** begin **

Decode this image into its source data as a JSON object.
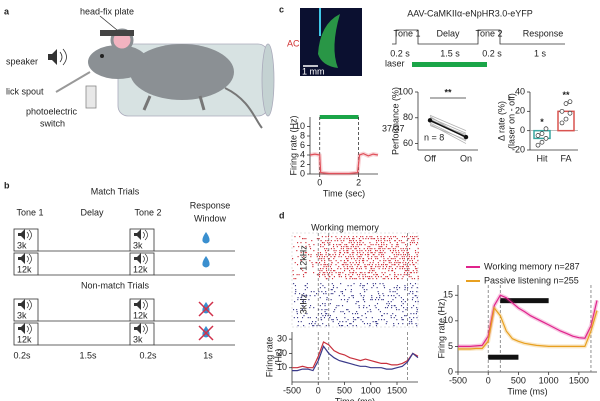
{
  "panels": {
    "a": {
      "label": "a",
      "annotations": [
        "head-fix plate",
        "speaker",
        "lick spout",
        "photoelectric",
        "switch"
      ]
    },
    "b": {
      "label": "b",
      "match_title": "Match Trials",
      "non_match_title": "Non-match Trials",
      "headers": [
        "Tone 1",
        "Delay",
        "Tone 2",
        "Response",
        "Window"
      ],
      "rows": [
        [
          "3k",
          "3k"
        ],
        [
          "12k",
          "12k"
        ],
        [
          "3k",
          "12k"
        ],
        [
          "12k",
          "3k"
        ]
      ],
      "durations": [
        "0.2s",
        "1.5s",
        "0.2s",
        "1s"
      ]
    },
    "c": {
      "label": "c",
      "image_label": "AC",
      "scale_bar": "1 mm",
      "construct": "AAV-CaMKIIα-eNpHR3.0-eYFP",
      "epochs": [
        "Tone 1",
        "Delay",
        "Tone 2",
        "Response"
      ],
      "durations": [
        "0.2 s",
        "1.5 s",
        "0.2 s",
        "1 s"
      ],
      "laser": "laser"
    },
    "d": {
      "label": "d",
      "raster_title": "Working memory",
      "raster_labels": [
        "12kHz",
        "3kHz"
      ]
    }
  },
  "chart_data": [
    {
      "type": "line",
      "ylabel": "Firing rate (Hz)",
      "xlabel": "Time (sec)",
      "annotation": "37/37",
      "x": [
        -0.5,
        -0.25,
        0,
        0.05,
        0.5,
        1,
        1.5,
        1.95,
        2.05,
        2.25,
        2.5,
        2.75,
        3
      ],
      "series": [
        {
          "color": "#e0505a",
          "values": [
            4,
            4.2,
            4,
            0.3,
            0.1,
            0.1,
            0.1,
            0.3,
            4,
            4.3,
            3.8,
            4.2,
            4
          ]
        }
      ],
      "laser_interval": [
        0,
        2
      ],
      "laser_color": "#1aa548",
      "xlim": [
        -0.5,
        3
      ],
      "xticks": [
        0,
        2
      ],
      "ylim": [
        0,
        12
      ],
      "yticks": [
        0,
        2,
        4,
        6,
        8,
        10
      ]
    },
    {
      "type": "paired",
      "ylabel": "Performance (%)",
      "categories": [
        "Off",
        "On"
      ],
      "annotations": [
        "**",
        "n = 8"
      ],
      "series": [
        {
          "color": "#111111",
          "values": [
            78,
            65
          ]
        }
      ],
      "individual_color": "#b0b0b0",
      "individual_values": [
        [
          82,
          70
        ],
        [
          80,
          68
        ],
        [
          76,
          62
        ],
        [
          79,
          66
        ],
        [
          74,
          63
        ],
        [
          81,
          64
        ],
        [
          77,
          67
        ],
        [
          75,
          60
        ]
      ],
      "ylim": [
        55,
        100
      ],
      "yticks": [
        60,
        80,
        100
      ]
    },
    {
      "type": "bar",
      "ylabel": [
        "Δ rate (%)",
        "(laser on - off)"
      ],
      "categories": [
        "Hit",
        "FA"
      ],
      "values": [
        -8,
        20
      ],
      "colors": [
        "#3aa6a0",
        "#d9534f"
      ],
      "annotations": [
        "*",
        "**"
      ],
      "points": [
        [
          -15,
          -12,
          -8,
          -5,
          -3,
          2
        ],
        [
          8,
          12,
          18,
          20,
          28,
          30
        ]
      ],
      "ylim": [
        -20,
        40
      ],
      "yticks": [
        -20,
        0,
        20,
        40
      ]
    },
    {
      "type": "line",
      "ylabel": [
        "Firing rate",
        "(Hz)"
      ],
      "xlabel": "Time (ms)",
      "x": [
        -500,
        -400,
        -300,
        -200,
        -100,
        0,
        100,
        200,
        300,
        400,
        500,
        600,
        700,
        800,
        900,
        1000,
        1100,
        1200,
        1300,
        1400,
        1500,
        1600,
        1700,
        1800,
        1900
      ],
      "series": [
        {
          "color": "#c8303c",
          "values": [
            10,
            10,
            11,
            10,
            10,
            18,
            28,
            26,
            22,
            20,
            19,
            17,
            16,
            15,
            16,
            15,
            14,
            13,
            13,
            12,
            12,
            13,
            15,
            20,
            18
          ]
        },
        {
          "color": "#3a3a8a",
          "values": [
            8,
            8,
            9,
            9,
            8,
            15,
            25,
            20,
            17,
            15,
            14,
            13,
            12,
            11,
            11,
            10,
            10,
            10,
            9,
            9,
            10,
            11,
            14,
            20,
            17
          ]
        }
      ],
      "epoch_lines": [
        0,
        200,
        1700
      ],
      "xlim": [
        -500,
        1900
      ],
      "xticks": [
        -500,
        0,
        500,
        1000,
        1500
      ],
      "ylim": [
        0,
        35
      ],
      "yticks": [
        10,
        20,
        30
      ]
    },
    {
      "type": "line",
      "ylabel": "Firing rate (Hz)",
      "xlabel": "Time (ms)",
      "x": [
        -500,
        -400,
        -300,
        -200,
        -100,
        0,
        100,
        200,
        300,
        400,
        500,
        600,
        700,
        800,
        900,
        1000,
        1100,
        1200,
        1300,
        1400,
        1500,
        1600,
        1700,
        1800
      ],
      "series": [
        {
          "name": "Working memory n=287",
          "color": "#e0238c",
          "values": [
            5,
            5,
            5,
            5.1,
            5.2,
            7,
            13,
            15,
            14.5,
            13.5,
            12.5,
            11.8,
            11,
            10.4,
            9.8,
            9.2,
            8.6,
            8,
            7.5,
            7,
            6.7,
            6.6,
            9,
            14
          ]
        },
        {
          "name": "Passive listening n=255",
          "color": "#e8a020",
          "values": [
            4.5,
            4.5,
            4.5,
            4.6,
            4.6,
            6,
            12.5,
            11,
            8,
            6.5,
            6,
            5.6,
            5.4,
            5.2,
            5.1,
            5,
            5,
            5,
            5,
            5,
            5,
            5,
            8,
            12
          ]
        }
      ],
      "epoch_lines": [
        0,
        200,
        1700
      ],
      "sig_intervals": [
        [
          200,
          1000
        ],
        [
          0,
          500
        ]
      ],
      "xlim": [
        -500,
        1800
      ],
      "xticks": [
        -500,
        0,
        500,
        1000,
        1500
      ],
      "ylim": [
        0,
        17
      ],
      "yticks": [
        0,
        5,
        10,
        15
      ]
    }
  ]
}
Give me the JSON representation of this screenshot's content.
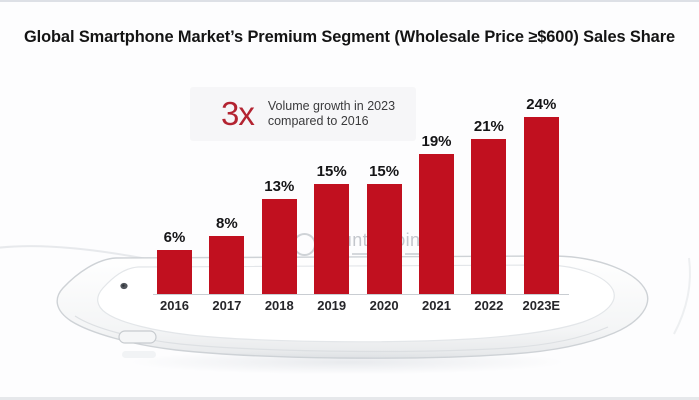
{
  "title": "Global Smartphone Market’s Premium Segment (Wholesale Price ≥$600) Sales Share",
  "annotation": {
    "multiplier": "3x",
    "line1": "Volume growth in 2023",
    "line2": "compared to 2016"
  },
  "watermark": {
    "text": "Counterpoint"
  },
  "chart_data": {
    "type": "bar",
    "title": "Global Smartphone Market’s Premium Segment (Wholesale Price ≥$600) Sales Share",
    "categories": [
      "2016",
      "2017",
      "2018",
      "2019",
      "2020",
      "2021",
      "2022",
      "2023E"
    ],
    "values": [
      6,
      8,
      13,
      15,
      15,
      19,
      21,
      24
    ],
    "value_labels": [
      "6%",
      "8%",
      "13%",
      "15%",
      "15%",
      "19%",
      "21%",
      "24%"
    ],
    "unit": "%",
    "xlabel": "",
    "ylabel": "",
    "ylim": [
      0,
      26
    ],
    "grid": false,
    "legend": "none",
    "bar_color": "#c1101f",
    "annotation_text": "3x Volume growth in 2023 compared to 2016"
  },
  "colors": {
    "bar": "#c1101f",
    "accent_red": "#b32331",
    "title_text": "#141414",
    "axis_line": "#c9cdd2",
    "year_text": "#26262a",
    "watermark_gray": "#bdc1c7"
  }
}
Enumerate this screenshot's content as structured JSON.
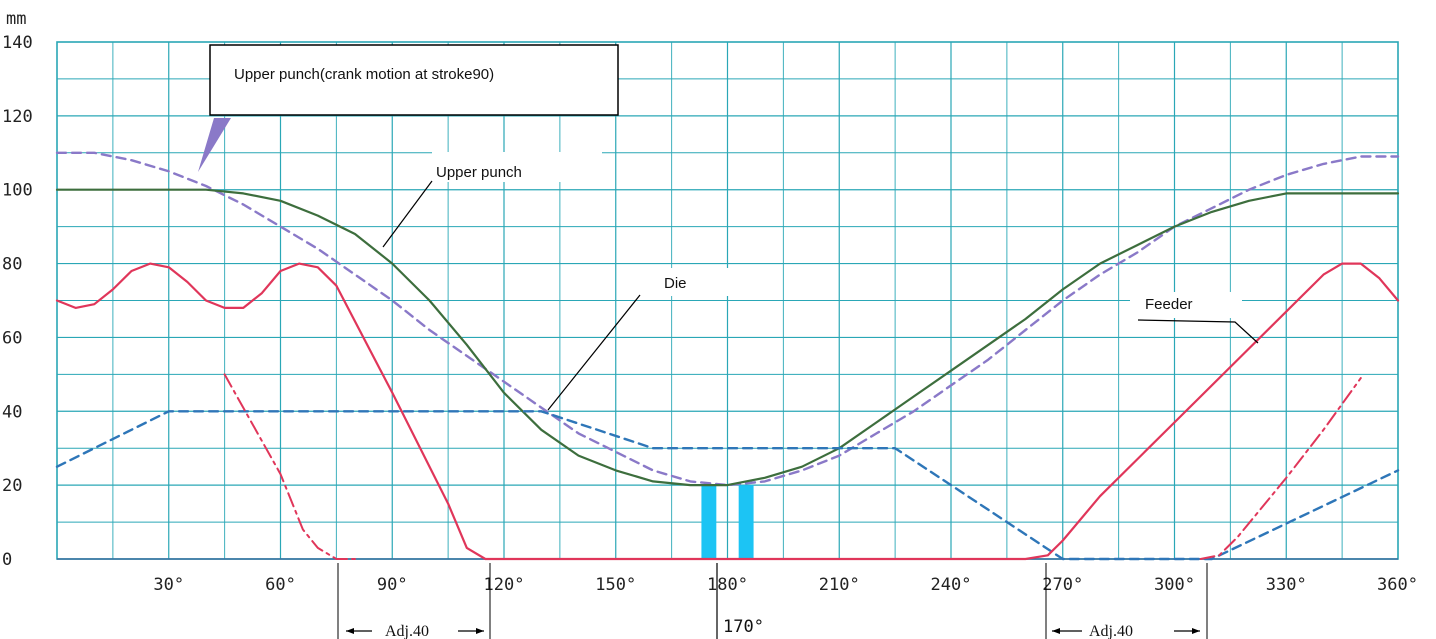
{
  "chart_data": {
    "type": "line",
    "title": "",
    "xlabel": "",
    "ylabel": "mm",
    "xlim": [
      0,
      360
    ],
    "ylim": [
      0,
      140
    ],
    "grid": true,
    "grid_color": "#2aa7b6",
    "xticks": [
      30,
      60,
      90,
      120,
      150,
      180,
      210,
      240,
      270,
      300,
      330,
      360
    ],
    "xtick_labels": [
      "30°",
      "60°",
      "90°",
      "120°",
      "150°",
      "180°",
      "210°",
      "240°",
      "270°",
      "300°",
      "330°",
      "360°"
    ],
    "yticks": [
      0,
      20,
      40,
      60,
      80,
      100,
      120,
      140
    ],
    "ytick_labels": [
      "0",
      "20",
      "40",
      "60",
      "80",
      "100",
      "120",
      "140"
    ],
    "series": [
      {
        "name": "Upper punch(crank motion at stroke90)",
        "color": "#8a79c8",
        "style": "dashed",
        "points": [
          [
            0,
            110
          ],
          [
            10,
            110
          ],
          [
            20,
            108
          ],
          [
            30,
            105
          ],
          [
            40,
            101
          ],
          [
            50,
            96
          ],
          [
            60,
            90
          ],
          [
            70,
            84
          ],
          [
            80,
            77
          ],
          [
            90,
            70
          ],
          [
            100,
            62
          ],
          [
            110,
            55
          ],
          [
            120,
            48
          ],
          [
            130,
            41
          ],
          [
            140,
            34
          ],
          [
            150,
            29
          ],
          [
            160,
            24
          ],
          [
            170,
            21
          ],
          [
            180,
            20
          ],
          [
            190,
            21
          ],
          [
            200,
            24
          ],
          [
            210,
            28
          ],
          [
            220,
            34
          ],
          [
            230,
            40
          ],
          [
            240,
            47
          ],
          [
            250,
            54
          ],
          [
            260,
            62
          ],
          [
            270,
            70
          ],
          [
            280,
            77
          ],
          [
            290,
            83
          ],
          [
            300,
            90
          ],
          [
            310,
            95
          ],
          [
            320,
            100
          ],
          [
            330,
            104
          ],
          [
            340,
            107
          ],
          [
            350,
            109
          ],
          [
            360,
            109
          ]
        ]
      },
      {
        "name": "Upper punch",
        "color": "#3d6e3d",
        "style": "solid",
        "points": [
          [
            0,
            100
          ],
          [
            40,
            100
          ],
          [
            50,
            99
          ],
          [
            60,
            97
          ],
          [
            70,
            93
          ],
          [
            80,
            88
          ],
          [
            90,
            80
          ],
          [
            100,
            70
          ],
          [
            110,
            58
          ],
          [
            120,
            45
          ],
          [
            130,
            35
          ],
          [
            140,
            28
          ],
          [
            150,
            24
          ],
          [
            160,
            21
          ],
          [
            170,
            20
          ],
          [
            180,
            20
          ],
          [
            190,
            22
          ],
          [
            200,
            25
          ],
          [
            210,
            30
          ],
          [
            220,
            37
          ],
          [
            230,
            44
          ],
          [
            240,
            51
          ],
          [
            250,
            58
          ],
          [
            260,
            65
          ],
          [
            270,
            73
          ],
          [
            280,
            80
          ],
          [
            290,
            85
          ],
          [
            300,
            90
          ],
          [
            310,
            94
          ],
          [
            320,
            97
          ],
          [
            330,
            99
          ],
          [
            340,
            99
          ],
          [
            350,
            99
          ],
          [
            360,
            99
          ]
        ]
      },
      {
        "name": "Die",
        "color": "#2e76b8",
        "style": "dashed",
        "points": [
          [
            0,
            25
          ],
          [
            30,
            40
          ],
          [
            130,
            40
          ],
          [
            160,
            30
          ],
          [
            225,
            30
          ],
          [
            270,
            0
          ],
          [
            310,
            0
          ],
          [
            360,
            24
          ]
        ]
      },
      {
        "name": "Feeder",
        "color": "#e0365a",
        "style": "solid",
        "points": [
          [
            0,
            70
          ],
          [
            5,
            68
          ],
          [
            10,
            69
          ],
          [
            15,
            73
          ],
          [
            20,
            78
          ],
          [
            25,
            80
          ],
          [
            30,
            79
          ],
          [
            35,
            75
          ],
          [
            40,
            70
          ],
          [
            45,
            68
          ],
          [
            50,
            68
          ],
          [
            55,
            72
          ],
          [
            60,
            78
          ],
          [
            65,
            80
          ],
          [
            70,
            79
          ],
          [
            75,
            74
          ],
          [
            90,
            45
          ],
          [
            105,
            15
          ],
          [
            110,
            3
          ],
          [
            115,
            0
          ],
          [
            260,
            0
          ],
          [
            266,
            1
          ],
          [
            270,
            5
          ],
          [
            280,
            17
          ],
          [
            300,
            37
          ],
          [
            320,
            57
          ],
          [
            340,
            77
          ],
          [
            345,
            80
          ],
          [
            350,
            80
          ],
          [
            355,
            76
          ],
          [
            360,
            70
          ]
        ]
      },
      {
        "name": "",
        "color": "#e0365a",
        "style": "dashdot",
        "points": [
          [
            45,
            50
          ],
          [
            60,
            23
          ],
          [
            66,
            8
          ],
          [
            70,
            3
          ],
          [
            75,
            0
          ],
          [
            80,
            0
          ]
        ]
      },
      {
        "name": "",
        "color": "#e0365a",
        "style": "dashdot",
        "points": [
          [
            307,
            0
          ],
          [
            312,
            1
          ],
          [
            317,
            6
          ],
          [
            330,
            22
          ],
          [
            340,
            35
          ],
          [
            350,
            49
          ]
        ]
      }
    ],
    "bars": [
      {
        "x_start": 173,
        "x_end": 177,
        "height": 20,
        "color": "#1cc4f4"
      },
      {
        "x_start": 183,
        "x_end": 187,
        "height": 20,
        "color": "#1cc4f4"
      }
    ],
    "annotations": {
      "crank_box": "Upper punch(crank motion at stroke90)",
      "upper_punch": "Upper punch",
      "die": "Die",
      "feeder": "Feeder",
      "adj_left": "Adj.40",
      "adj_right": "Adj.40",
      "marker_170": "170°"
    }
  }
}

** end **

_Brief_
Provide the number of lines in the entries that include "Global", and no other text.

_Exercise response_
2